Do this: In the material below, find every line with "sister" and pull it out.

>> BEGIN

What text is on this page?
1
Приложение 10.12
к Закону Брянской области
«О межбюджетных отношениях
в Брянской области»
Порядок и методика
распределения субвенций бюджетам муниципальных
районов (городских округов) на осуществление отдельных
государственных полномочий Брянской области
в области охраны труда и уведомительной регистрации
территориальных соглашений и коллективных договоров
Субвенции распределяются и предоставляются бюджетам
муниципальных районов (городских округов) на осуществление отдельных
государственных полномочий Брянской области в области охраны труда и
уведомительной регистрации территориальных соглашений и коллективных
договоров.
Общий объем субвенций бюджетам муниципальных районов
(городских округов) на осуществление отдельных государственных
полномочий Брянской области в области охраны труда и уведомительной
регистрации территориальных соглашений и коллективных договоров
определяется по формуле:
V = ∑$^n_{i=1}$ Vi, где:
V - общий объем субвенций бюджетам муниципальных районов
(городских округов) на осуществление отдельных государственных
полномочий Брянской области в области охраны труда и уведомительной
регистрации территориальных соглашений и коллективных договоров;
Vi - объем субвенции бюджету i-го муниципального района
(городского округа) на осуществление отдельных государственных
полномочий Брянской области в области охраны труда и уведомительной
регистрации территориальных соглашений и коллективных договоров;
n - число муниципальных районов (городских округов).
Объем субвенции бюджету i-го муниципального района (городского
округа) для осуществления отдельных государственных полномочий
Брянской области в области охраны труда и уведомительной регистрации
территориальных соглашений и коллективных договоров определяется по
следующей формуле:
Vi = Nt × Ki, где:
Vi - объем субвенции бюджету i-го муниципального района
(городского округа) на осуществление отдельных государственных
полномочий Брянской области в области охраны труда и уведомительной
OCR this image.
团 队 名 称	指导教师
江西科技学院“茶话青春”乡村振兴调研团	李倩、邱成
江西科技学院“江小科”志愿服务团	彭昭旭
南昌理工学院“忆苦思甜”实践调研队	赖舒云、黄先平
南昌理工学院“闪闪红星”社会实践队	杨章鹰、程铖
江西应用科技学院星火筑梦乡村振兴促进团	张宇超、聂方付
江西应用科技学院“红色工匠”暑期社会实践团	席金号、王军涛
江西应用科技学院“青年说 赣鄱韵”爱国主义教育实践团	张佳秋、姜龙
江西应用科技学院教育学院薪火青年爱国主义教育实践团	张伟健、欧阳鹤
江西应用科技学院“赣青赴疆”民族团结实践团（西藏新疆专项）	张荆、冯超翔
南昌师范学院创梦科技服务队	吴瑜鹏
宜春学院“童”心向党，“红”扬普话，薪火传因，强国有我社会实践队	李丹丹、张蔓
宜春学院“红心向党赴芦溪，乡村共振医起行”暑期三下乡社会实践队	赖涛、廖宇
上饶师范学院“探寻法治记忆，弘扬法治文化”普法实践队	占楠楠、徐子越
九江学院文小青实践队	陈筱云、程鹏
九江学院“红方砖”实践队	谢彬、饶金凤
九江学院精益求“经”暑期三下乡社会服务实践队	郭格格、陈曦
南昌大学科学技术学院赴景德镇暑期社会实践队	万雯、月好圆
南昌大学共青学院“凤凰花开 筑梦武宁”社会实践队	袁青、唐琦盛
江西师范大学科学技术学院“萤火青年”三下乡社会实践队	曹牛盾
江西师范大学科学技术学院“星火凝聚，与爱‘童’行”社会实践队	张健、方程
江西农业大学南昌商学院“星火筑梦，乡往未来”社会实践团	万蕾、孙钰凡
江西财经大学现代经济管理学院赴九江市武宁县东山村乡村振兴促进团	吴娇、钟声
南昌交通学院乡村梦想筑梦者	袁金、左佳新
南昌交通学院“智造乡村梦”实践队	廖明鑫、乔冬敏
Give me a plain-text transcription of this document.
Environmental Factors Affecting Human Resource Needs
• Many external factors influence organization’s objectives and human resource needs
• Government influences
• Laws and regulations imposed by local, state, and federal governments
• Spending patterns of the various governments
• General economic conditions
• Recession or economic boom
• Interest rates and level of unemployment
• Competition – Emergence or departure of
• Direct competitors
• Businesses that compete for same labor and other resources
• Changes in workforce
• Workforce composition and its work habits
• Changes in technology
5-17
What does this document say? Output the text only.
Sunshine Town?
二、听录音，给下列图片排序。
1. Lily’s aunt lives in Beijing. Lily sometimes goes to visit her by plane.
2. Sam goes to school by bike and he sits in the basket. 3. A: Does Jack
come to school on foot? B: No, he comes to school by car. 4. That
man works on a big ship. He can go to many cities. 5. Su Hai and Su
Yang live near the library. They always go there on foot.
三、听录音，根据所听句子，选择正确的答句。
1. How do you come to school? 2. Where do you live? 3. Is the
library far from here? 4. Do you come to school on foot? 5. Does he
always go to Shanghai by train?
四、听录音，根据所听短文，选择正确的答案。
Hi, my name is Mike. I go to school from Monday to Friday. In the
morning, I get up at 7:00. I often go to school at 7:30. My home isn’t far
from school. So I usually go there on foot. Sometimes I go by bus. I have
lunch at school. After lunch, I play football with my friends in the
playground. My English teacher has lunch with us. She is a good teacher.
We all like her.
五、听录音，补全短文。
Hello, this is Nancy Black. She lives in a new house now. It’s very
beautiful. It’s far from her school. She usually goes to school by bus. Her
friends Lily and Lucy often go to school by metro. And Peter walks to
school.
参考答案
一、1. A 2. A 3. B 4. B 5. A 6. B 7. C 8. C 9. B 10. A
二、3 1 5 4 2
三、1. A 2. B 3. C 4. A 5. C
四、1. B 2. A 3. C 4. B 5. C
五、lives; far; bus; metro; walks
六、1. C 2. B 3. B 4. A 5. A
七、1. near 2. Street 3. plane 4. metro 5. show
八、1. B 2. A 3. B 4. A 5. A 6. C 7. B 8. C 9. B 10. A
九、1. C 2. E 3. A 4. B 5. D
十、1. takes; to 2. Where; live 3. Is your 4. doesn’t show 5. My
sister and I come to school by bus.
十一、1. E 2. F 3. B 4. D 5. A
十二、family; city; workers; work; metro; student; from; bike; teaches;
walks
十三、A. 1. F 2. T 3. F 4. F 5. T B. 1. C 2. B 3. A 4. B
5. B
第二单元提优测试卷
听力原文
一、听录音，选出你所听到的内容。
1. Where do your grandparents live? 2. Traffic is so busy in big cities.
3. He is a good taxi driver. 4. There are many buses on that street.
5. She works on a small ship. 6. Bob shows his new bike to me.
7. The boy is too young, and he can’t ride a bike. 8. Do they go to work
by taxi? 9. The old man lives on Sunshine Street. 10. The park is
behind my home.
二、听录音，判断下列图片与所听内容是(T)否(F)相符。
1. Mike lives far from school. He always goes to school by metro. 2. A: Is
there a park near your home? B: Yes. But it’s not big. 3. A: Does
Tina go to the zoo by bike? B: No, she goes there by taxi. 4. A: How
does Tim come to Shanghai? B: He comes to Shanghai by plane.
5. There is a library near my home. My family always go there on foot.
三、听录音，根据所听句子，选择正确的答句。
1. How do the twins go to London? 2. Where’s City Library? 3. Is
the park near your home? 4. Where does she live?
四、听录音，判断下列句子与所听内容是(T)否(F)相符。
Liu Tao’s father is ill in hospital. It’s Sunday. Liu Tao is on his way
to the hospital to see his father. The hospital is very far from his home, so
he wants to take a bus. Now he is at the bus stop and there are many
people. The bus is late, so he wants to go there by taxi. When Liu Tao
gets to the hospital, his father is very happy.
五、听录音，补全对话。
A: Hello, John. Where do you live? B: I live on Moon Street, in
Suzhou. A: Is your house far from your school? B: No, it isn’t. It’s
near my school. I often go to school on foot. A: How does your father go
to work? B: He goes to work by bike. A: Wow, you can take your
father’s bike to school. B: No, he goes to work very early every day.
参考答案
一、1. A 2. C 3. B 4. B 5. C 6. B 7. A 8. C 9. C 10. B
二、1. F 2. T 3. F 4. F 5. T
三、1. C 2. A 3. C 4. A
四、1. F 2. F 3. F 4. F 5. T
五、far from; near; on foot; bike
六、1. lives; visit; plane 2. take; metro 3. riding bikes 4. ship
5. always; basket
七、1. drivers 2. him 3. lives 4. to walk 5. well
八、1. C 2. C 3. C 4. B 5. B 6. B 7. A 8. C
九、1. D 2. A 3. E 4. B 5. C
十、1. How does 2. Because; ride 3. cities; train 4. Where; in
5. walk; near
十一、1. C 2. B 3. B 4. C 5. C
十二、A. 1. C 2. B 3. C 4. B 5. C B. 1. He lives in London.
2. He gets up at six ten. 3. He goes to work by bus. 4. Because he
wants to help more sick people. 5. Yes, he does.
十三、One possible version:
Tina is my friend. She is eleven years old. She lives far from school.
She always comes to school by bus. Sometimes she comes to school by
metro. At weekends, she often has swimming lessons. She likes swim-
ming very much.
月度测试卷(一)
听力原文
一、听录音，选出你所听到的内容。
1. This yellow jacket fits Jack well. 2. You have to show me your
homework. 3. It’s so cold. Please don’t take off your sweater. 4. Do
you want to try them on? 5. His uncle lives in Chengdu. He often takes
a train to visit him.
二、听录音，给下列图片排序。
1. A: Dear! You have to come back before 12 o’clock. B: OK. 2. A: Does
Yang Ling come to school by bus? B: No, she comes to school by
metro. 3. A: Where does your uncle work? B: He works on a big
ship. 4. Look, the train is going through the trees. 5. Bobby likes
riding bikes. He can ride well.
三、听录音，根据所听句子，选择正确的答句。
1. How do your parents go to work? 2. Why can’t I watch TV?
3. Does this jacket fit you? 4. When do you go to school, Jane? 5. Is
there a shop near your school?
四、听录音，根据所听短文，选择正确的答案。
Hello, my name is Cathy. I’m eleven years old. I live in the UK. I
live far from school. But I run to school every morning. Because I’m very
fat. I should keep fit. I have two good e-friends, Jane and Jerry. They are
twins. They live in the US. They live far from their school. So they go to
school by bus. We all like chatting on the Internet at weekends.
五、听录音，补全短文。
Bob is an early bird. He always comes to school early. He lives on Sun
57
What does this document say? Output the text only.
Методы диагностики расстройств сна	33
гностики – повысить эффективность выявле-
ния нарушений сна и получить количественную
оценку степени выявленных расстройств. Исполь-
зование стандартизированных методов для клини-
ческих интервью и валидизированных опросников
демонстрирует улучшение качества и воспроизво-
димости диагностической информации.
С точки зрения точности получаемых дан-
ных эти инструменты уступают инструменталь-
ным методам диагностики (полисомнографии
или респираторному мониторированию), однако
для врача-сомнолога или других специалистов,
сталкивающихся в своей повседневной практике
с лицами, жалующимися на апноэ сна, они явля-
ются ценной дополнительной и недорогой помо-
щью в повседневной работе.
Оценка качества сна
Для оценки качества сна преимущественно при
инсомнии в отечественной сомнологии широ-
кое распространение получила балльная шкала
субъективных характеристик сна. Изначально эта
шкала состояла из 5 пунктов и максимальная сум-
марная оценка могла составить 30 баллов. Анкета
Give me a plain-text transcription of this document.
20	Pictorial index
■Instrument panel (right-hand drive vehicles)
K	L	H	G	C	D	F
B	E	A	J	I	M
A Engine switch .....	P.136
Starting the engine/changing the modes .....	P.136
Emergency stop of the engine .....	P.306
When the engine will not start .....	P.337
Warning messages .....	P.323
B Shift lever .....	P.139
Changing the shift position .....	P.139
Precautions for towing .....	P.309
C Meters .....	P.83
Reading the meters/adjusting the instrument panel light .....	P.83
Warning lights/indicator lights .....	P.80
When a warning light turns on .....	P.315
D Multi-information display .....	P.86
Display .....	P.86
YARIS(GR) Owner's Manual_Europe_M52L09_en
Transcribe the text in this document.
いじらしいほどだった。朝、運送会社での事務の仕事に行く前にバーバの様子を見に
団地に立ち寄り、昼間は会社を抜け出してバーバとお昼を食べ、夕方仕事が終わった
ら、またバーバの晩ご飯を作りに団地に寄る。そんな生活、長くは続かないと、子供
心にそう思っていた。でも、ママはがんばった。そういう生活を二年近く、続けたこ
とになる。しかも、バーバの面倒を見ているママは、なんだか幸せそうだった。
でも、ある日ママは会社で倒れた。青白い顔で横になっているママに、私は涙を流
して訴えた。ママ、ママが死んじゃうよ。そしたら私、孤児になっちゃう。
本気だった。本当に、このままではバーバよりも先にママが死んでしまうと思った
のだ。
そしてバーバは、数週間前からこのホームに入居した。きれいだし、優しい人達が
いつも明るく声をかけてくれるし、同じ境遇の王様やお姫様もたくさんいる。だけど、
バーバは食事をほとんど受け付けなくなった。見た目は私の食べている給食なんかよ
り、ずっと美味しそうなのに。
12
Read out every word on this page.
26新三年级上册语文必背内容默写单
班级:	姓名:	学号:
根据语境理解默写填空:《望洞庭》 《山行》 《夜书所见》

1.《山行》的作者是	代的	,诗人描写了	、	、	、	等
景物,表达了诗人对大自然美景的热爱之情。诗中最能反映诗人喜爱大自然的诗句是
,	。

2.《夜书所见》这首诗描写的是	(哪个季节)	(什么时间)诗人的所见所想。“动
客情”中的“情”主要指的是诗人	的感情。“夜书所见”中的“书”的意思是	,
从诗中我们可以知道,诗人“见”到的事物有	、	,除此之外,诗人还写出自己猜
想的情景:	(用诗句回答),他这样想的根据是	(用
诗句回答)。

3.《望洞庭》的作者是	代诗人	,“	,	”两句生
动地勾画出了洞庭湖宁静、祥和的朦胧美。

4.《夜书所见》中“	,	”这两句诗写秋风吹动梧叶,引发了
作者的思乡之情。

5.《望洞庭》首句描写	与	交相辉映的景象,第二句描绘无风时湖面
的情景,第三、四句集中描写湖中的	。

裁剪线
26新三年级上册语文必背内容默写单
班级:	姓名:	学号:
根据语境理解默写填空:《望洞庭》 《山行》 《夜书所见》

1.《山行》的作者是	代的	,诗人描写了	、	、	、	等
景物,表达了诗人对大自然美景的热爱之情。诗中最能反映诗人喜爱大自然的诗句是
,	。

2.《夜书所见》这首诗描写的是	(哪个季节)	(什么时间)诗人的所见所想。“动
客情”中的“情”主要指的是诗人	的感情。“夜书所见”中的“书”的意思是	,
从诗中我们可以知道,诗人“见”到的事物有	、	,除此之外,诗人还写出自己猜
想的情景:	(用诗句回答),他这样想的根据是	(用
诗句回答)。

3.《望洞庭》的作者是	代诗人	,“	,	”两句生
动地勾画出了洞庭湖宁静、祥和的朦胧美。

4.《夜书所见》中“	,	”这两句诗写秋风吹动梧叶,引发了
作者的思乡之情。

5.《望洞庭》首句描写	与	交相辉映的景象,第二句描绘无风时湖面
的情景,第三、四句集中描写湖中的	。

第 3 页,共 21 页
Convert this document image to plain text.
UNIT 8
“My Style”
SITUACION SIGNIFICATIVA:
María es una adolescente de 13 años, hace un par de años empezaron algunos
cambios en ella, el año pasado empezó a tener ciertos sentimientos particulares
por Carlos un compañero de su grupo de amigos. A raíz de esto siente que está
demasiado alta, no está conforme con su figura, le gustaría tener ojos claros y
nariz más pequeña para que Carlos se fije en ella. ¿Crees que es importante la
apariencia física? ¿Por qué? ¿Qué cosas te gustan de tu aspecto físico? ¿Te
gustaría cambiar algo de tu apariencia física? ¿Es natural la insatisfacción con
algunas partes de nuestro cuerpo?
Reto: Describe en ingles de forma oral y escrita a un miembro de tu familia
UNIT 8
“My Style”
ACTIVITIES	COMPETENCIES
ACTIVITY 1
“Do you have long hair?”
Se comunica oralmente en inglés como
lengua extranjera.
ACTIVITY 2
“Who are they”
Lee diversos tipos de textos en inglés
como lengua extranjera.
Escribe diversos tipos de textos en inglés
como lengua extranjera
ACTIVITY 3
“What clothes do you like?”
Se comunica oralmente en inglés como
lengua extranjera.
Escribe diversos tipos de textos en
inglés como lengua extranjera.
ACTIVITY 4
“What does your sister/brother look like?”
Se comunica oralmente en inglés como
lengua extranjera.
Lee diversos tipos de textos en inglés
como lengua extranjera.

>> END

Finished exercise:
sister and I come to school by bus.
“What does your sister/brother look like?”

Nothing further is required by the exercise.